Data listing
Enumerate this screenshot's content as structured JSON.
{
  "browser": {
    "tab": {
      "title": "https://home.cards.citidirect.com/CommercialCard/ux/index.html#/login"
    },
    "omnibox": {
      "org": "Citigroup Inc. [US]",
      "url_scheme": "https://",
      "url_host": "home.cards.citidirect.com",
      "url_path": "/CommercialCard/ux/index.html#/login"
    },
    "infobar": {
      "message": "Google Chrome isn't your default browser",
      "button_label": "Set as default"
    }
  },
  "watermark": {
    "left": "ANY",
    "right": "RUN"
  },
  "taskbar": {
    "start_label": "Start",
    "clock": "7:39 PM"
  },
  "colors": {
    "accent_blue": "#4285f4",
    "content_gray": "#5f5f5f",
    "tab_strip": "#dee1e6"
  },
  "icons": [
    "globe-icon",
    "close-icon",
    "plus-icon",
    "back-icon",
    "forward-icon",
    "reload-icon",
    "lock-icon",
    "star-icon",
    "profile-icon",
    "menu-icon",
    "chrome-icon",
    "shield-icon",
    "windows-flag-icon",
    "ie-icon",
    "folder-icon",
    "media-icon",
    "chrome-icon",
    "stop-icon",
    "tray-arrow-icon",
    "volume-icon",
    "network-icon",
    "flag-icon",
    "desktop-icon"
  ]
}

* * *

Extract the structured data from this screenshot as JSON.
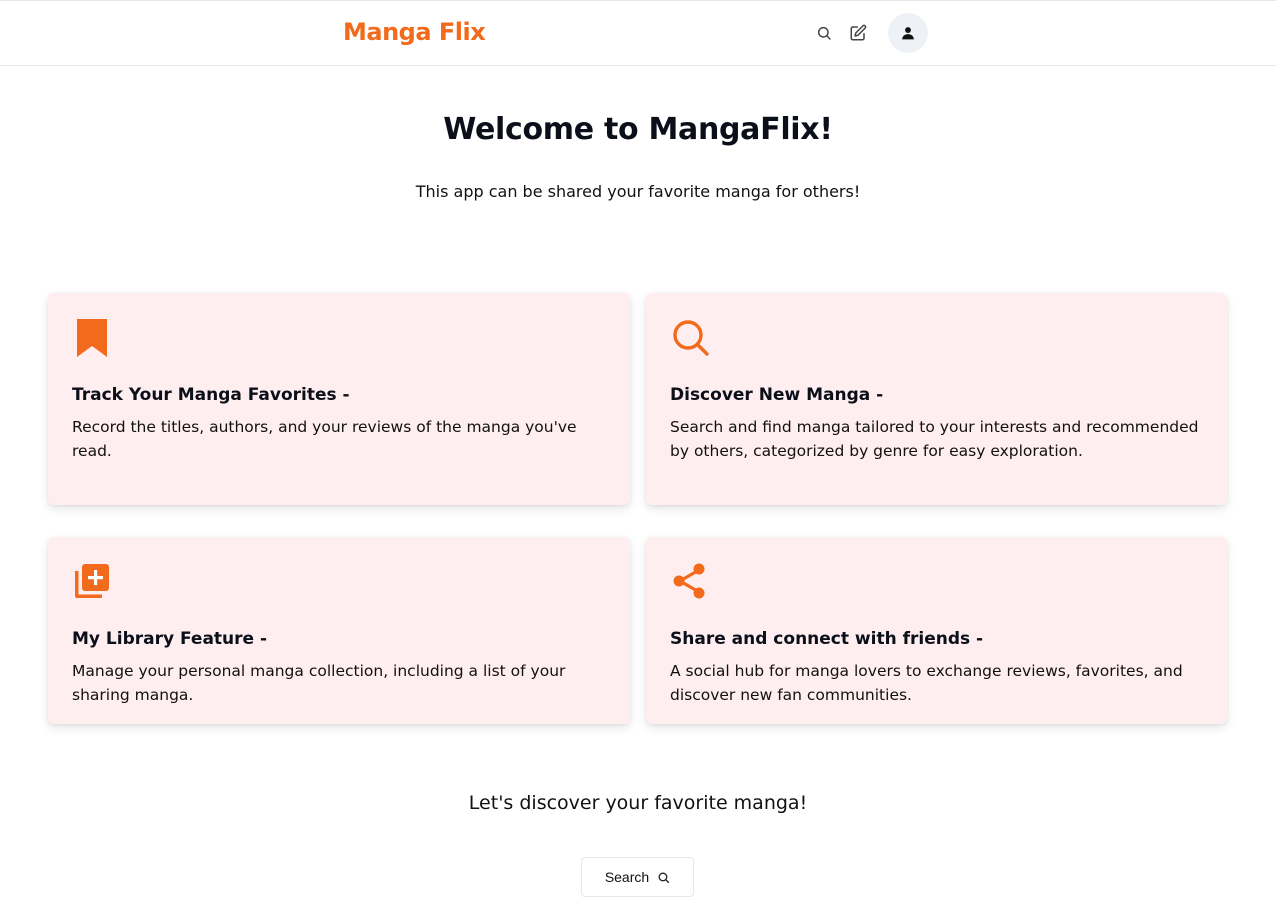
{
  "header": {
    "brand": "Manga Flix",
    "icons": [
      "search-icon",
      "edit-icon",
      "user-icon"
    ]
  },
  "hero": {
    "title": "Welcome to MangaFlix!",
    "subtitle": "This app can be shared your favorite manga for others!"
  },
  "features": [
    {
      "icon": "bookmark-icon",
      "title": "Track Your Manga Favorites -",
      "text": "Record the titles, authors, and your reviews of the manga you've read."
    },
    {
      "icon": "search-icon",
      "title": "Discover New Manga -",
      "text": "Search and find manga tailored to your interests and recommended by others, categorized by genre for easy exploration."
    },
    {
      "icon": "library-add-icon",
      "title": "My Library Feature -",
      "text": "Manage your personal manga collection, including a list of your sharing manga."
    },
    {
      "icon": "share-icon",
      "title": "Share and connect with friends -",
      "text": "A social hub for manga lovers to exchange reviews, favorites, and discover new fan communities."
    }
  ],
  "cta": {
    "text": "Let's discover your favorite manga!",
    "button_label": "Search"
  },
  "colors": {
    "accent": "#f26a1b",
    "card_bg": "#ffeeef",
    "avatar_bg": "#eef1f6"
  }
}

---

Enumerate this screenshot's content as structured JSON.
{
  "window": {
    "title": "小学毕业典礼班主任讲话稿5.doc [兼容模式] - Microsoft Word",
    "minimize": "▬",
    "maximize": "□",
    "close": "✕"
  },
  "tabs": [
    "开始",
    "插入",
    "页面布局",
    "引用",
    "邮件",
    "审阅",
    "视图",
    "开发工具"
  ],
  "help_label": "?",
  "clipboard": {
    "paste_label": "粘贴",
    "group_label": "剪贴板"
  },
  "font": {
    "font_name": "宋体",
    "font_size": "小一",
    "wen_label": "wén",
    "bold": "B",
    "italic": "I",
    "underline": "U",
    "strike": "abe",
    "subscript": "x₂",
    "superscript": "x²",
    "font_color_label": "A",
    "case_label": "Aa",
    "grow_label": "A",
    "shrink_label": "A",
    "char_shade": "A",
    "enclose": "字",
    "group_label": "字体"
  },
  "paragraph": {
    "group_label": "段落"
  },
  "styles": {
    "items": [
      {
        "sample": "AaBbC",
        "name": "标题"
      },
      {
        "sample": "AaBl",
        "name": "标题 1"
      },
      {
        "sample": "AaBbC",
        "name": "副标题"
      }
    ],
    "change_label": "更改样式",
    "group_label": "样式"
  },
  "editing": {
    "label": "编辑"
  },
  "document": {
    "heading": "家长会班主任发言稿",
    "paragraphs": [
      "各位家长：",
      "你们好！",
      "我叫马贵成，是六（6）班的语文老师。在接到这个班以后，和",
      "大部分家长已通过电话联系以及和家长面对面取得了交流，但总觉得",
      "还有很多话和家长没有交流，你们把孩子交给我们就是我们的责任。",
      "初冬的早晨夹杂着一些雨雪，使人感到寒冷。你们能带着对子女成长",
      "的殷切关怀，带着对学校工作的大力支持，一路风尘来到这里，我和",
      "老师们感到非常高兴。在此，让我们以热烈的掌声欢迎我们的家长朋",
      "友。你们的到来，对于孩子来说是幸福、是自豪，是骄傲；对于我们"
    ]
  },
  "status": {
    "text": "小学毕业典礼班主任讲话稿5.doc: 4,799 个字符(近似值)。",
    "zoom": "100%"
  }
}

## Instructions for the task
Copy every line above that includes the string "cards".

## Finished task
      "title": "https://home.cards.citidirect.com/CommercialCard/ux/index.html#/login"
      "url_host": "home.cards.citidirect.com",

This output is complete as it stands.